### [What to do]
Retype all material exactly. Pictures stay out of the copy.

### [Supplied information]
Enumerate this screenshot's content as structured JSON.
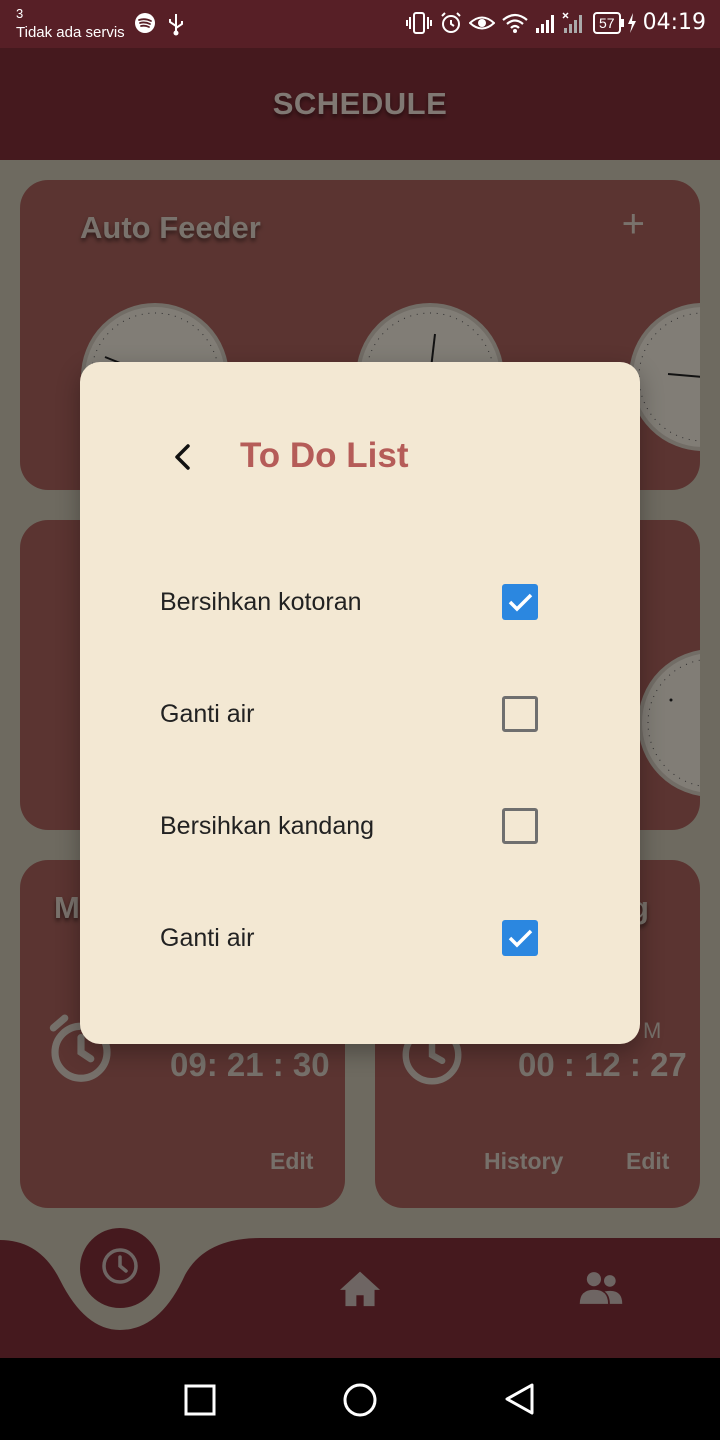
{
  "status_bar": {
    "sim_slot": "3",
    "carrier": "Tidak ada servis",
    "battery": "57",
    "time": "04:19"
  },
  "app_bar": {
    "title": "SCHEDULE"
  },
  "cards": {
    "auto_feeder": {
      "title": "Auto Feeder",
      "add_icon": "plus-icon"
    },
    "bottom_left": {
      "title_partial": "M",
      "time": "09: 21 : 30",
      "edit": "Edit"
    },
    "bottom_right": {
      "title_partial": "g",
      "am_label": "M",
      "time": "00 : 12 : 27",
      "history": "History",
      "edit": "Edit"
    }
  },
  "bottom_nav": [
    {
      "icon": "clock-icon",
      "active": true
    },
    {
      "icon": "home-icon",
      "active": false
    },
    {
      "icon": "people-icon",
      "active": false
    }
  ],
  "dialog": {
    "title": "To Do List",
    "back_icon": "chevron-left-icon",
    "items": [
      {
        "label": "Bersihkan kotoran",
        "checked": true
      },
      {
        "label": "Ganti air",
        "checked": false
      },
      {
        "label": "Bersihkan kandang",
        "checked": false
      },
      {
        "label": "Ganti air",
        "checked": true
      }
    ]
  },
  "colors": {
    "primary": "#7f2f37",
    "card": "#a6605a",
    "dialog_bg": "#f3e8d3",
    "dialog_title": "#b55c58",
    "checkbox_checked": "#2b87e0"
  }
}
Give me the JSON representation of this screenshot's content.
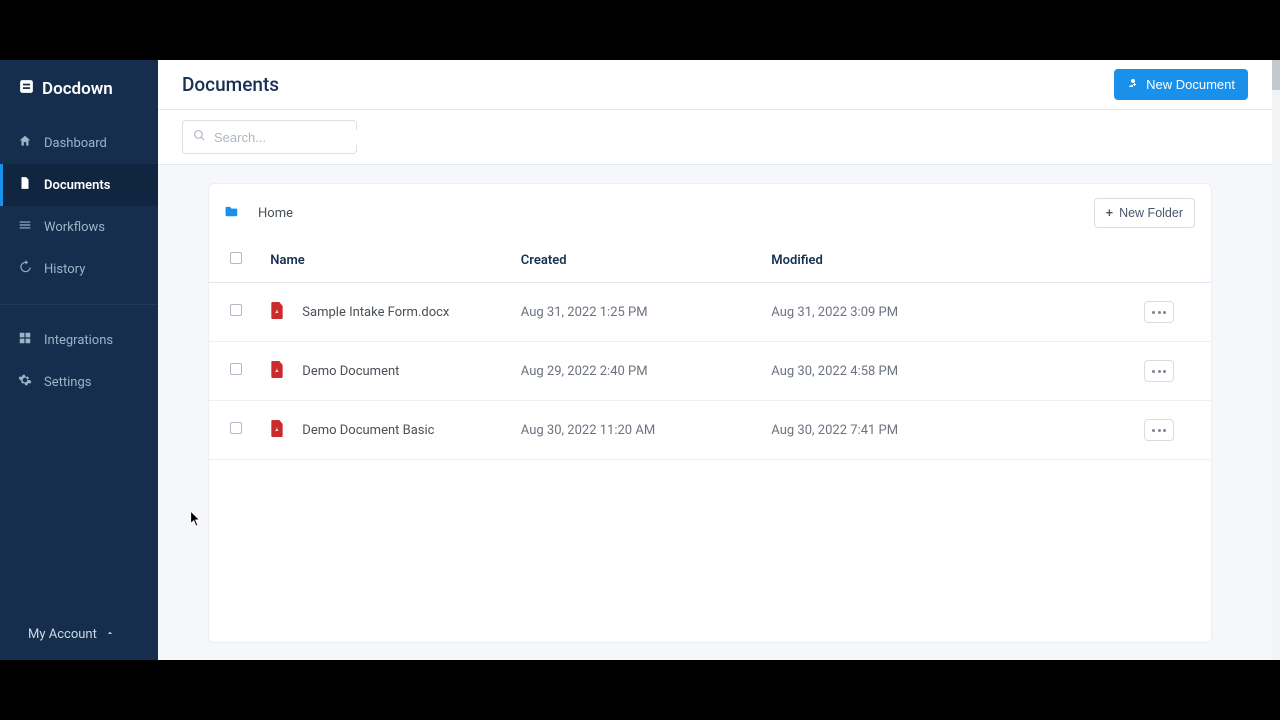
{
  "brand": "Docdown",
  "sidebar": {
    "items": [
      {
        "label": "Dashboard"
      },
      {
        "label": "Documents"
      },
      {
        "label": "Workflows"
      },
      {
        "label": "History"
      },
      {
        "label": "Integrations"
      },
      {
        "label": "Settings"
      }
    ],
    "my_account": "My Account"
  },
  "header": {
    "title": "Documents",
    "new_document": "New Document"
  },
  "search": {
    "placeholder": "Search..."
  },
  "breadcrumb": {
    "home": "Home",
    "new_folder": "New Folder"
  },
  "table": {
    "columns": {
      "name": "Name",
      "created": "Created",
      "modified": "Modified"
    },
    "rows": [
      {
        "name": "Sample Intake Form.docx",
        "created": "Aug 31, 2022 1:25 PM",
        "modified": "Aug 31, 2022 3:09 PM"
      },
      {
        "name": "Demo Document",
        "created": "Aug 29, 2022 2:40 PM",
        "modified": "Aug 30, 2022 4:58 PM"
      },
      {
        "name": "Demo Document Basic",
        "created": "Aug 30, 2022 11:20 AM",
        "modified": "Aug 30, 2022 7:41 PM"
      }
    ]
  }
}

### [Problem solution]
Enumerate this screenshot's content as structured JSON.
{
  "status_bar": {
    "sim_slot": "3",
    "carrier": "Tidak ada servis",
    "battery": "57",
    "time": "04:19"
  },
  "app_bar": {
    "title": "SCHEDULE"
  },
  "cards": {
    "auto_feeder": {
      "title": "Auto Feeder",
      "add_icon": "plus-icon"
    },
    "bottom_left": {
      "title_partial": "M",
      "time": "09: 21 : 30",
      "edit": "Edit"
    },
    "bottom_right": {
      "title_partial": "g",
      "am_label": "M",
      "time": "00 : 12 : 27",
      "history": "History",
      "edit": "Edit"
    }
  },
  "bottom_nav": [
    {
      "icon": "clock-icon",
      "active": true
    },
    {
      "icon": "home-icon",
      "active": false
    },
    {
      "icon": "people-icon",
      "active": false
    }
  ],
  "dialog": {
    "title": "To Do List",
    "back_icon": "chevron-left-icon",
    "items": [
      {
        "label": "Bersihkan kotoran",
        "checked": true
      },
      {
        "label": "Ganti air",
        "checked": false
      },
      {
        "label": "Bersihkan kandang",
        "checked": false
      },
      {
        "label": "Ganti air",
        "checked": true
      }
    ]
  },
  "colors": {
    "primary": "#7f2f37",
    "card": "#a6605a",
    "dialog_bg": "#f3e8d3",
    "dialog_title": "#b55c58",
    "checkbox_checked": "#2b87e0"
  }
}
Give me the JSON representation of this screenshot's content.
{
  "brand": "Docdown",
  "sidebar": {
    "items": [
      {
        "label": "Dashboard"
      },
      {
        "label": "Documents"
      },
      {
        "label": "Workflows"
      },
      {
        "label": "History"
      },
      {
        "label": "Integrations"
      },
      {
        "label": "Settings"
      }
    ],
    "my_account": "My Account"
  },
  "header": {
    "title": "Documents",
    "new_document": "New Document"
  },
  "search": {
    "placeholder": "Search..."
  },
  "breadcrumb": {
    "home": "Home",
    "new_folder": "New Folder"
  },
  "table": {
    "columns": {
      "name": "Name",
      "created": "Created",
      "modified": "Modified"
    },
    "rows": [
      {
        "name": "Sample Intake Form.docx",
        "created": "Aug 31, 2022 1:25 PM",
        "modified": "Aug 31, 2022 3:09 PM"
      },
      {
        "name": "Demo Document",
        "created": "Aug 29, 2022 2:40 PM",
        "modified": "Aug 30, 2022 4:58 PM"
      },
      {
        "name": "Demo Document Basic",
        "created": "Aug 30, 2022 11:20 AM",
        "modified": "Aug 30, 2022 7:41 PM"
      }
    ]
  }
}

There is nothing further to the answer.